Extracted data entries:
--- BEGIN ---
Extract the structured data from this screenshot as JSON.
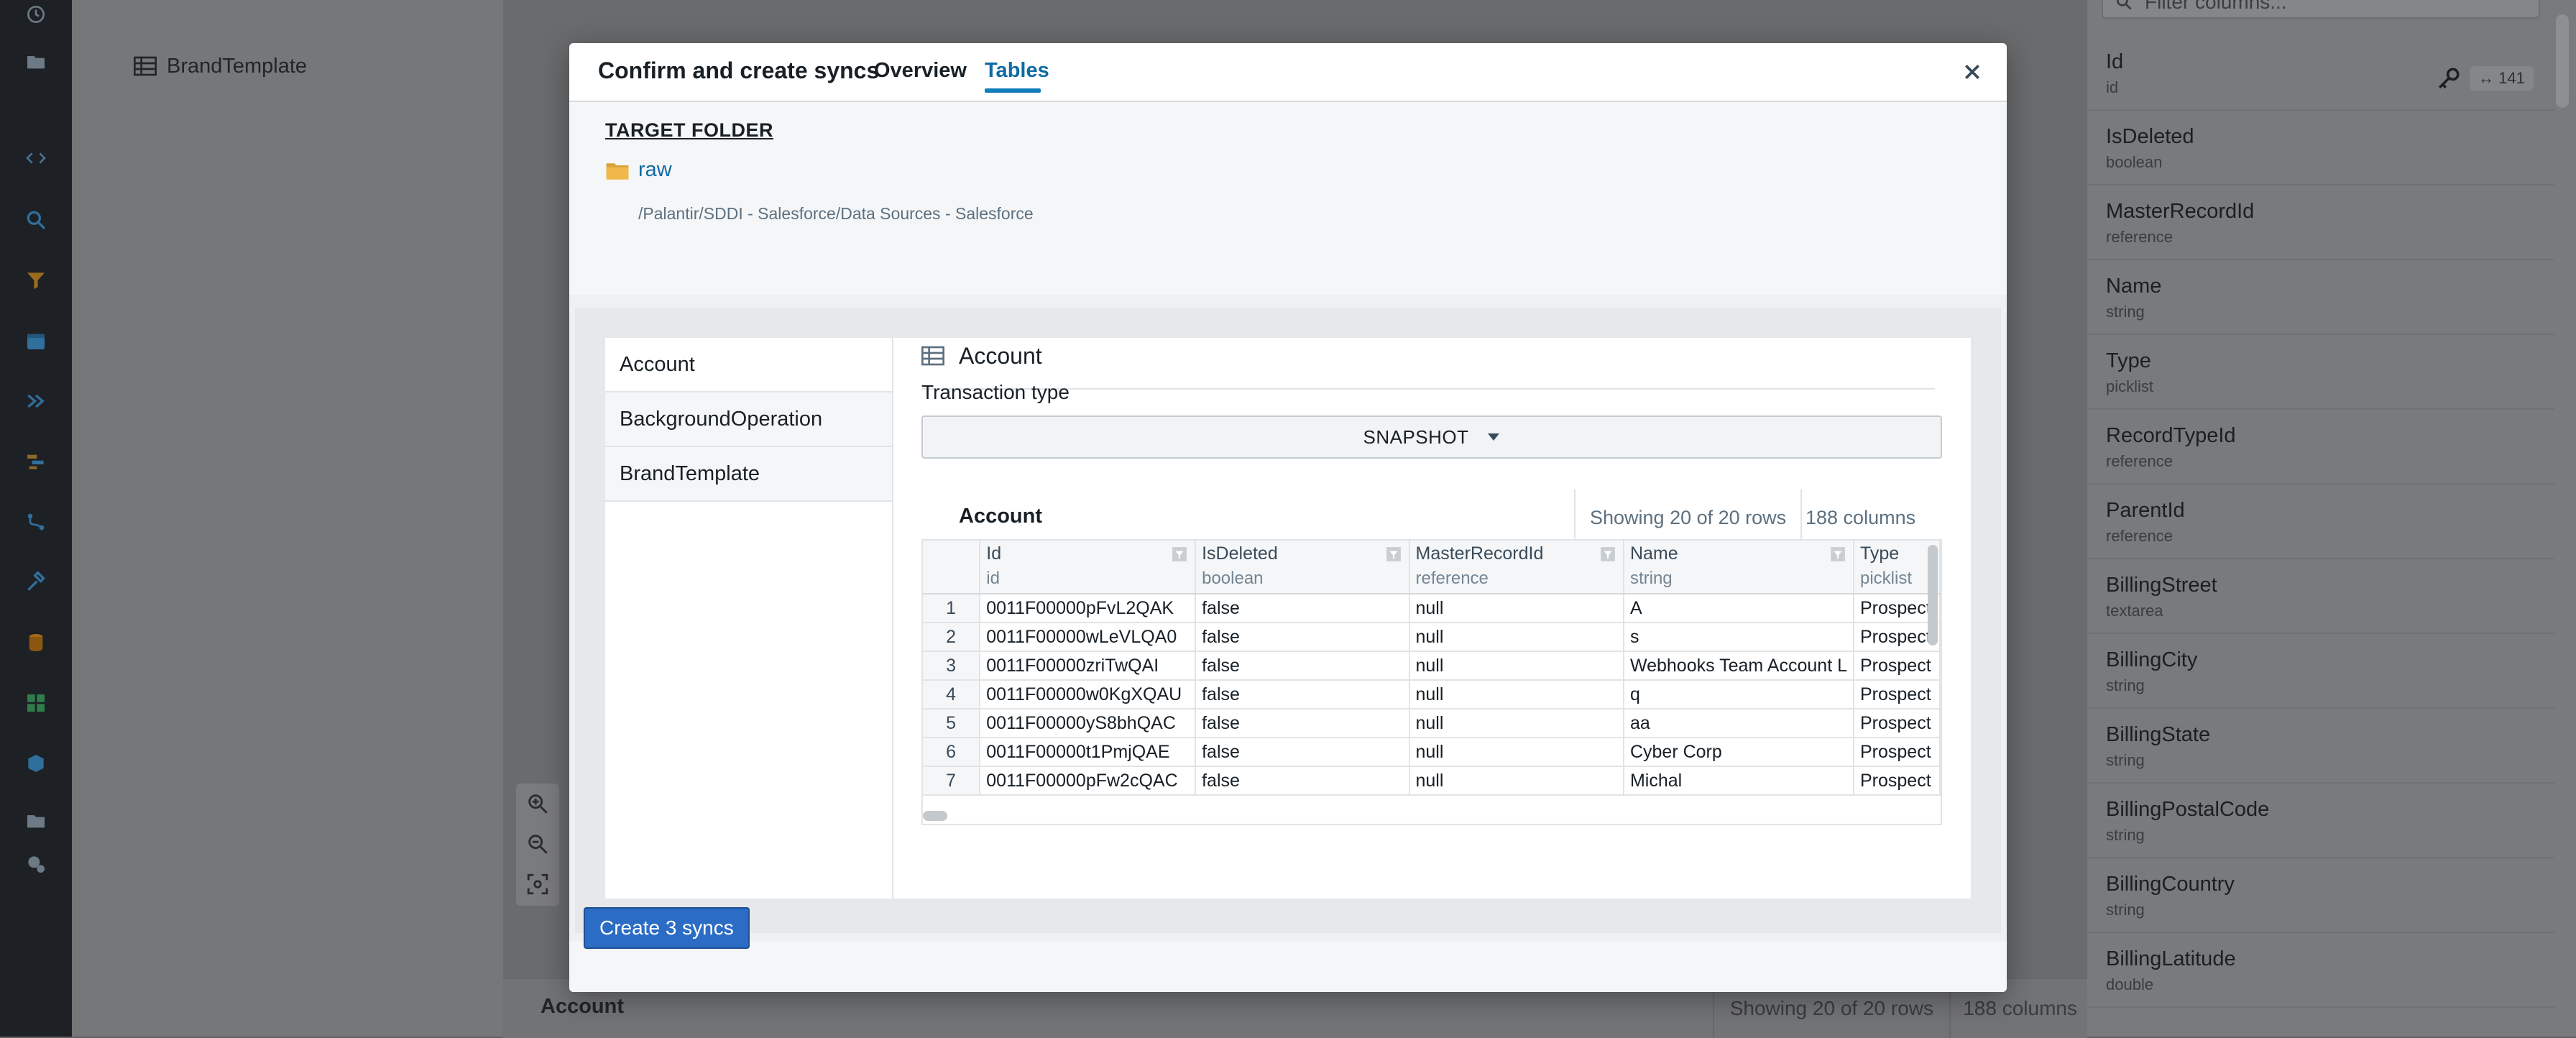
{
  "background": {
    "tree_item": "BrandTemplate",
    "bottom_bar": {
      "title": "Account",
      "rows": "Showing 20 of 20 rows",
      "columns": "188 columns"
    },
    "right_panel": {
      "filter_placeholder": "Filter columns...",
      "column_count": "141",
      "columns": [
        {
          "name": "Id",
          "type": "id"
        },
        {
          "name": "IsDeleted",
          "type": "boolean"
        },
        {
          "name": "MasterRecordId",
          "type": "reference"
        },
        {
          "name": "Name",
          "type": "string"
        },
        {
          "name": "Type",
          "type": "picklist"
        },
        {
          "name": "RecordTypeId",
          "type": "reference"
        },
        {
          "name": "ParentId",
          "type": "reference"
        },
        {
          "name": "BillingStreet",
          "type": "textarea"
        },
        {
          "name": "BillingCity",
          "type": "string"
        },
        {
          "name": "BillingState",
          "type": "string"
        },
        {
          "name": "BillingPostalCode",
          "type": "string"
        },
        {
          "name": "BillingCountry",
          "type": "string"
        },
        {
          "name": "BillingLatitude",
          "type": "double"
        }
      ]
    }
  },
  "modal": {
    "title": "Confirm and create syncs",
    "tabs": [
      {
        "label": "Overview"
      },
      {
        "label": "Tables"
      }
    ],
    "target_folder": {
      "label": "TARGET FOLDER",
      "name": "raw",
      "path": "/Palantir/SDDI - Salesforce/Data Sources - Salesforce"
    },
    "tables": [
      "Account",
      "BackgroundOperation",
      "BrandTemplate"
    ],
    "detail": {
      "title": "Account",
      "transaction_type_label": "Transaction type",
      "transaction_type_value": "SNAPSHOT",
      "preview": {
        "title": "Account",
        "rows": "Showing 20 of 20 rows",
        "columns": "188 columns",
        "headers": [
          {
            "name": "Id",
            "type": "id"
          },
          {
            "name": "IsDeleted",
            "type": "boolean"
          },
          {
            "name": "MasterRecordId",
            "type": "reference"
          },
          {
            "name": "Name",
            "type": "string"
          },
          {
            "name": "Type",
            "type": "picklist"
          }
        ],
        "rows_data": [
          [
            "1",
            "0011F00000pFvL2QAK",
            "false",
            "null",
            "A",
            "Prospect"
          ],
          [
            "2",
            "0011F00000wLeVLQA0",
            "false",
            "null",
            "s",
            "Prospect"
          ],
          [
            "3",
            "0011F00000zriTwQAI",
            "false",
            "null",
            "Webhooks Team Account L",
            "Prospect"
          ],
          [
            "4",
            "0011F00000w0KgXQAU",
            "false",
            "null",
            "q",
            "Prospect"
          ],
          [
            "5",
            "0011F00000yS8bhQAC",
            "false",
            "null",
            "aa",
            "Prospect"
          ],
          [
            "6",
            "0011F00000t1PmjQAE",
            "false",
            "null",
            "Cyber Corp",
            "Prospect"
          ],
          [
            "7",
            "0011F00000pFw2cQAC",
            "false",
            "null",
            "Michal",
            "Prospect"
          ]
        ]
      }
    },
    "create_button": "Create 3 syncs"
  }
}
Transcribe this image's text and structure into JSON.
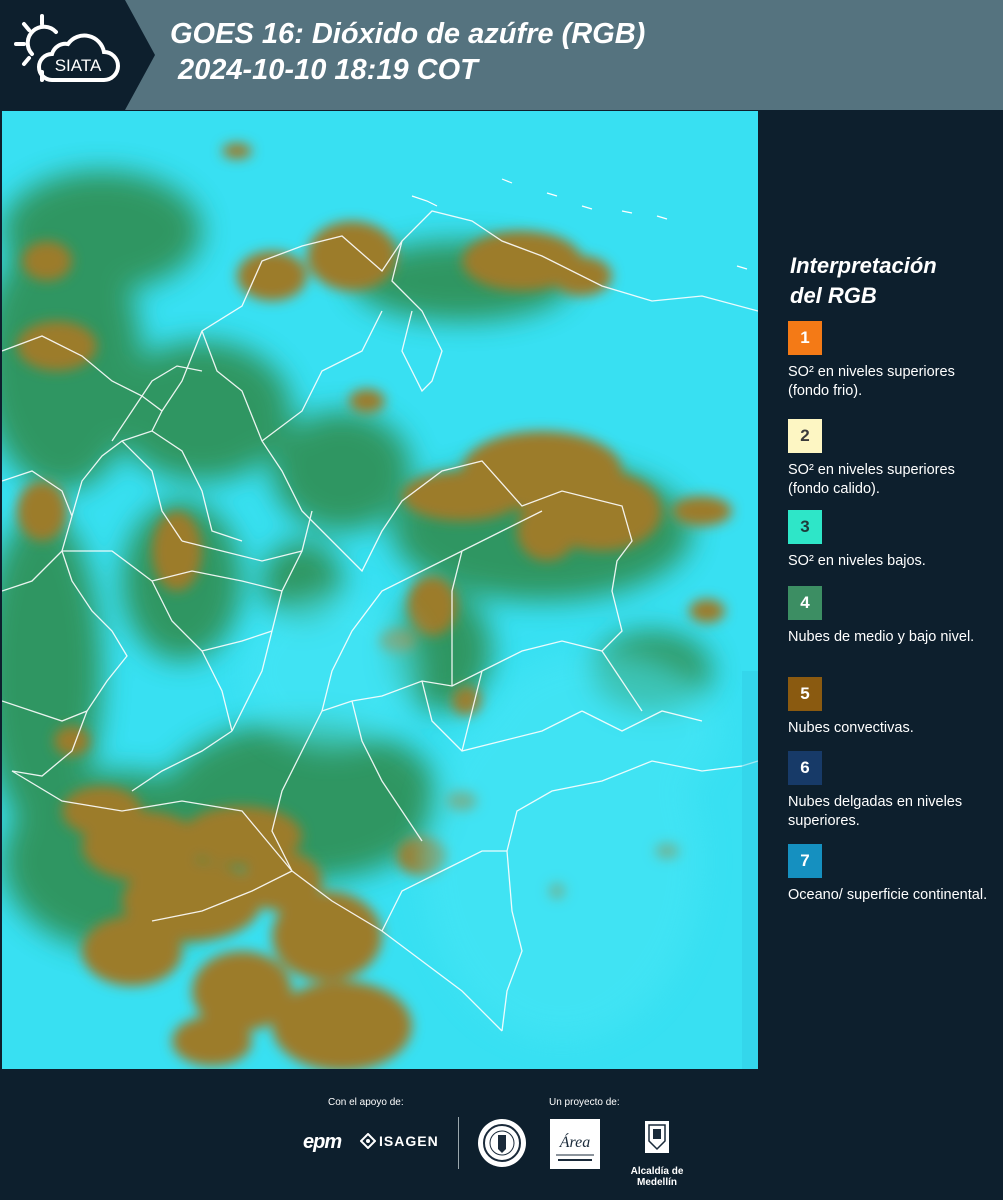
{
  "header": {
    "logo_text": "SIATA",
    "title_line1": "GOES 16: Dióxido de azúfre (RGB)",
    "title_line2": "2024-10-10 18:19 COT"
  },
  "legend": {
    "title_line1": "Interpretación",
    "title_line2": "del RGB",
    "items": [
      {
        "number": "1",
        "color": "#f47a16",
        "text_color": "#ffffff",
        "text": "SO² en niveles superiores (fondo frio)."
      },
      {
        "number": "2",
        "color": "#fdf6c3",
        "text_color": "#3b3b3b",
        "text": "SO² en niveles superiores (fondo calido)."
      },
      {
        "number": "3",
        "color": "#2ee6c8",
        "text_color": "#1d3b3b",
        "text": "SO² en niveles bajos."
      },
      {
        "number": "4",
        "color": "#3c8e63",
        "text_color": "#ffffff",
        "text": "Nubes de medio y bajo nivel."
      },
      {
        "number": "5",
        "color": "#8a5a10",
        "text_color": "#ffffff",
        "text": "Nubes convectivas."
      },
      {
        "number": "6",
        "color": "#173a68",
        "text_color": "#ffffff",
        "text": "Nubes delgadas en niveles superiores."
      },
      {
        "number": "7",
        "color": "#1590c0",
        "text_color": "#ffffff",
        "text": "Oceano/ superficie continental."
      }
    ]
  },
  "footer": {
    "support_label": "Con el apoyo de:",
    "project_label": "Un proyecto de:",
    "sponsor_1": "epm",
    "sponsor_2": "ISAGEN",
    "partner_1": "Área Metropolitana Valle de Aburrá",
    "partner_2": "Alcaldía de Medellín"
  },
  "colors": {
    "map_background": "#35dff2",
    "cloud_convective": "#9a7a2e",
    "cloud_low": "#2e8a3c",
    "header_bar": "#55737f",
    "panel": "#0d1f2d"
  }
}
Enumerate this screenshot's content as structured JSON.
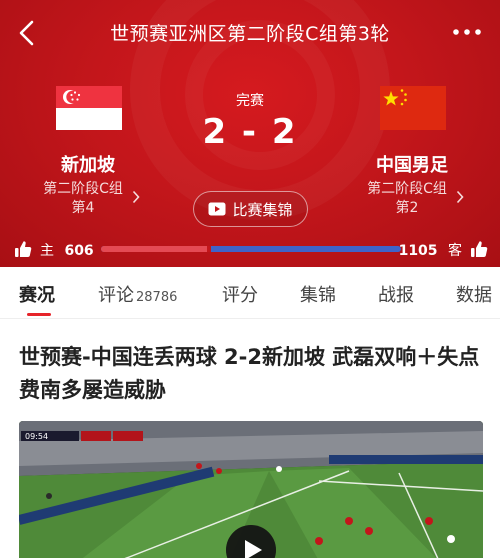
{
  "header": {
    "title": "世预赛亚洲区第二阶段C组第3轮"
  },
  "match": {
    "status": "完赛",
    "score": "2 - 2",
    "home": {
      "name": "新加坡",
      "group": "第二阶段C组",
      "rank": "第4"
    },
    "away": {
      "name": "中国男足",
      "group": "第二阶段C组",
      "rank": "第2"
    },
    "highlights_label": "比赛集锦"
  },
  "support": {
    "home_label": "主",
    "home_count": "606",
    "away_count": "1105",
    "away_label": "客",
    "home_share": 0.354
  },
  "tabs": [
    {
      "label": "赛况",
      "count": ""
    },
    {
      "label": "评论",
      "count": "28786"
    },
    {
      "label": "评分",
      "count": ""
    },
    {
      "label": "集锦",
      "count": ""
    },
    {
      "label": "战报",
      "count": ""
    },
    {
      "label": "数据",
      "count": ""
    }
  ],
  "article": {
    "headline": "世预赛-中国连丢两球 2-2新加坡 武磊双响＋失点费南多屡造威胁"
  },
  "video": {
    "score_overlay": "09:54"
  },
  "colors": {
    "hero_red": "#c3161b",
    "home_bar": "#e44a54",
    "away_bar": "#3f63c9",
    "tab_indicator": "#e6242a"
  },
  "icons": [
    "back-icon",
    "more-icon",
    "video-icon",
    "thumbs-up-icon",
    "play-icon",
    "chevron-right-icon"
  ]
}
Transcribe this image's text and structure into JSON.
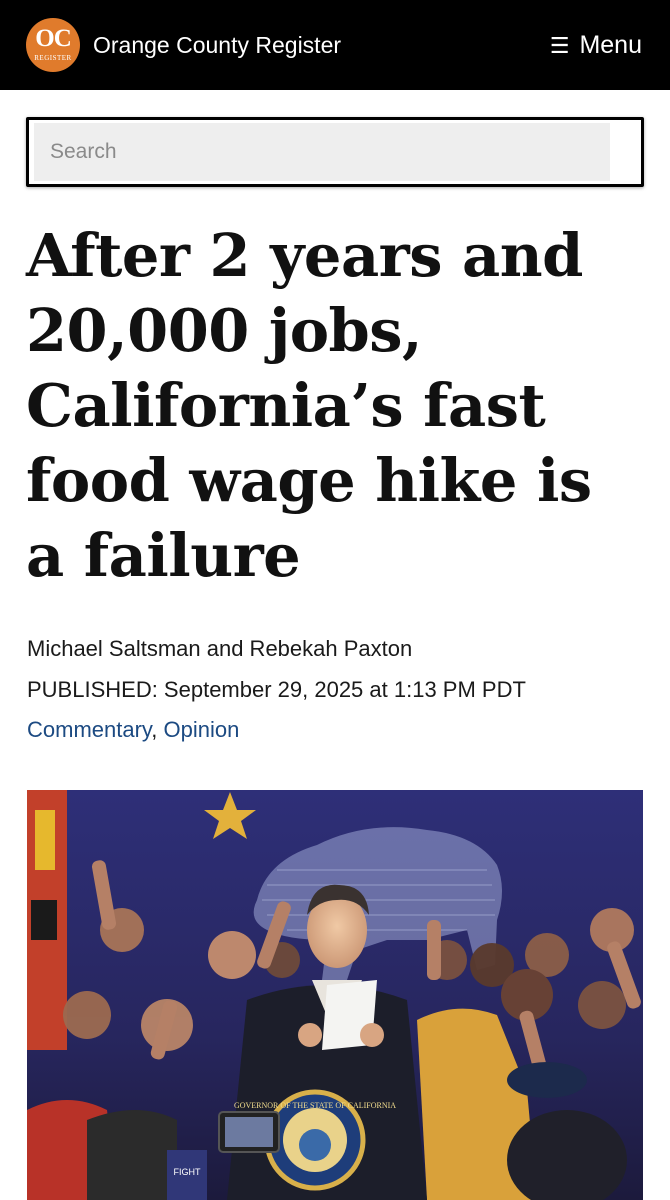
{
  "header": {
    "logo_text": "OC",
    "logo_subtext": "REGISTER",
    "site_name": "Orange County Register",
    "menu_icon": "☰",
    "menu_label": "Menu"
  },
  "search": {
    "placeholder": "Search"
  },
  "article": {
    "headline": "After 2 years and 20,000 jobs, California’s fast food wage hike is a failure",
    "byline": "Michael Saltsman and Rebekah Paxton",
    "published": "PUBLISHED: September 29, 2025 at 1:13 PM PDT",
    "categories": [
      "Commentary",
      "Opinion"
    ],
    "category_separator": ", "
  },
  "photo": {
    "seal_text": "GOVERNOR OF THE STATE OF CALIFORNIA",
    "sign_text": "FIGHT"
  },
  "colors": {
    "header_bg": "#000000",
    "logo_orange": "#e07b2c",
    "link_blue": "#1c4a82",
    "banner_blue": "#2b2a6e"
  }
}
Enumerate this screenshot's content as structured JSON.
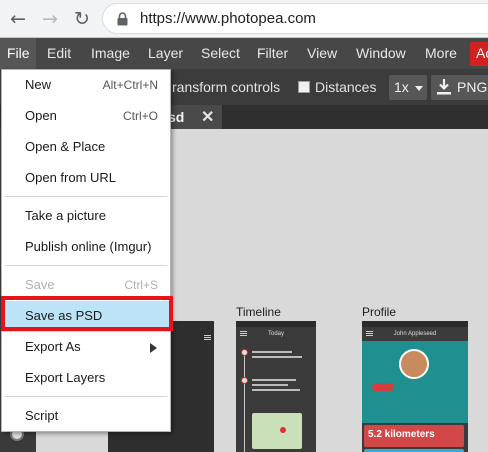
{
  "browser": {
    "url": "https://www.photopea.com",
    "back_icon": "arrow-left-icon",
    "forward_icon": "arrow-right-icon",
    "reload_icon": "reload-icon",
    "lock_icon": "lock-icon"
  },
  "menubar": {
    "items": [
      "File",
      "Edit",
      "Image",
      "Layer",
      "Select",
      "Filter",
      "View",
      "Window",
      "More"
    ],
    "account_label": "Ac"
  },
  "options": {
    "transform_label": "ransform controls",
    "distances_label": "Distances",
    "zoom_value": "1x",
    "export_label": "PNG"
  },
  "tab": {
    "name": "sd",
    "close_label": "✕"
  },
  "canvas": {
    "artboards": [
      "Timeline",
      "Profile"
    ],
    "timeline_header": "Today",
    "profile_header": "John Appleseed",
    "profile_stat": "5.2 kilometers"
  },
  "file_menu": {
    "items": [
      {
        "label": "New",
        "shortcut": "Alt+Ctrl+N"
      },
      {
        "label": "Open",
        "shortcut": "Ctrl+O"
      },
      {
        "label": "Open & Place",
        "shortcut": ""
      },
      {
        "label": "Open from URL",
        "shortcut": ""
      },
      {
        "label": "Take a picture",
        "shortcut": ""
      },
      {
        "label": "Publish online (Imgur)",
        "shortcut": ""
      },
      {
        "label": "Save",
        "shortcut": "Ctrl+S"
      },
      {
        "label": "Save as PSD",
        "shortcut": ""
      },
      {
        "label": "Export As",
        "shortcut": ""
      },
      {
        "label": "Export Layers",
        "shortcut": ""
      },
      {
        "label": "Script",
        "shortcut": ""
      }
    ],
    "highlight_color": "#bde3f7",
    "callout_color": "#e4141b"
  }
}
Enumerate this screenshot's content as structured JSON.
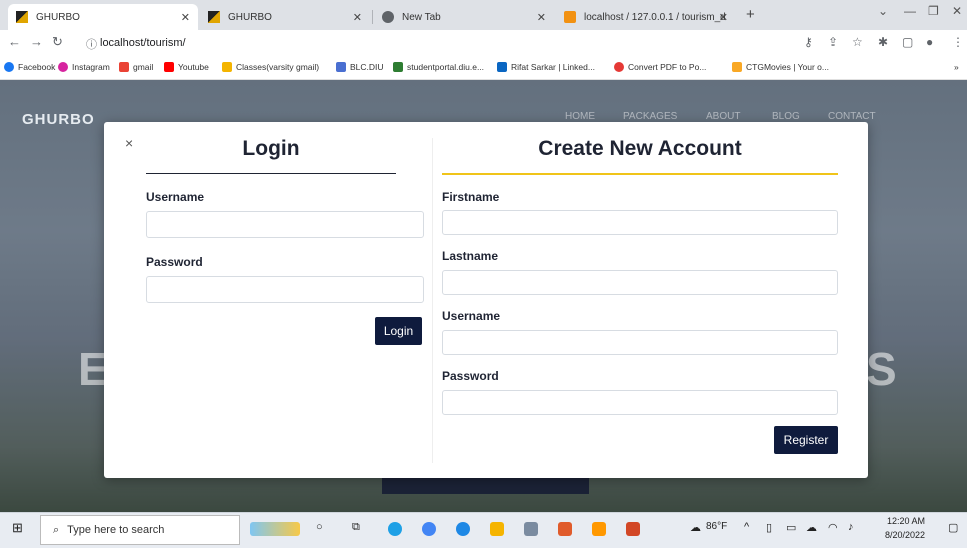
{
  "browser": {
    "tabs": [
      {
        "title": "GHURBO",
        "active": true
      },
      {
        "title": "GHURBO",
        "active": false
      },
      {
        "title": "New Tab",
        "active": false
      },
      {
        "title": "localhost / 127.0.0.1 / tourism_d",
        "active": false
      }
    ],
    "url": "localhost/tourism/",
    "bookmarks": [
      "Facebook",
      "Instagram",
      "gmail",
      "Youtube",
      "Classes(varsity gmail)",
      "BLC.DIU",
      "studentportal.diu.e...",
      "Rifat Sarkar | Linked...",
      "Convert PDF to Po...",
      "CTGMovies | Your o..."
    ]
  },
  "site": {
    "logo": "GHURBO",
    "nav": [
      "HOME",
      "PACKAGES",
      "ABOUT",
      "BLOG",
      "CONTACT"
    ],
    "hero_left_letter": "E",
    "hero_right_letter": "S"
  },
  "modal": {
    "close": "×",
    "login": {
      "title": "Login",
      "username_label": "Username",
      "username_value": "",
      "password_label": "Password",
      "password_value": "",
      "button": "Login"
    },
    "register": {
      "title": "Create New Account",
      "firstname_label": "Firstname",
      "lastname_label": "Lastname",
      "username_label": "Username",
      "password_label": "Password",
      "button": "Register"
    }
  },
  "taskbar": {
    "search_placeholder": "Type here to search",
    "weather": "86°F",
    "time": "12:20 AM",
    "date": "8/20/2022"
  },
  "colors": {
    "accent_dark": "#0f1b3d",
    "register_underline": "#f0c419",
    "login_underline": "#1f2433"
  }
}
--- END ---
• AIM
Copy every line from the records above that contains the word "number".

• FINISHED TASK
        "number": "1",
        "number": "2",
        "number": "3",
        "number": "4",
        "number": "5",
        "number": "6",
        "number": "7",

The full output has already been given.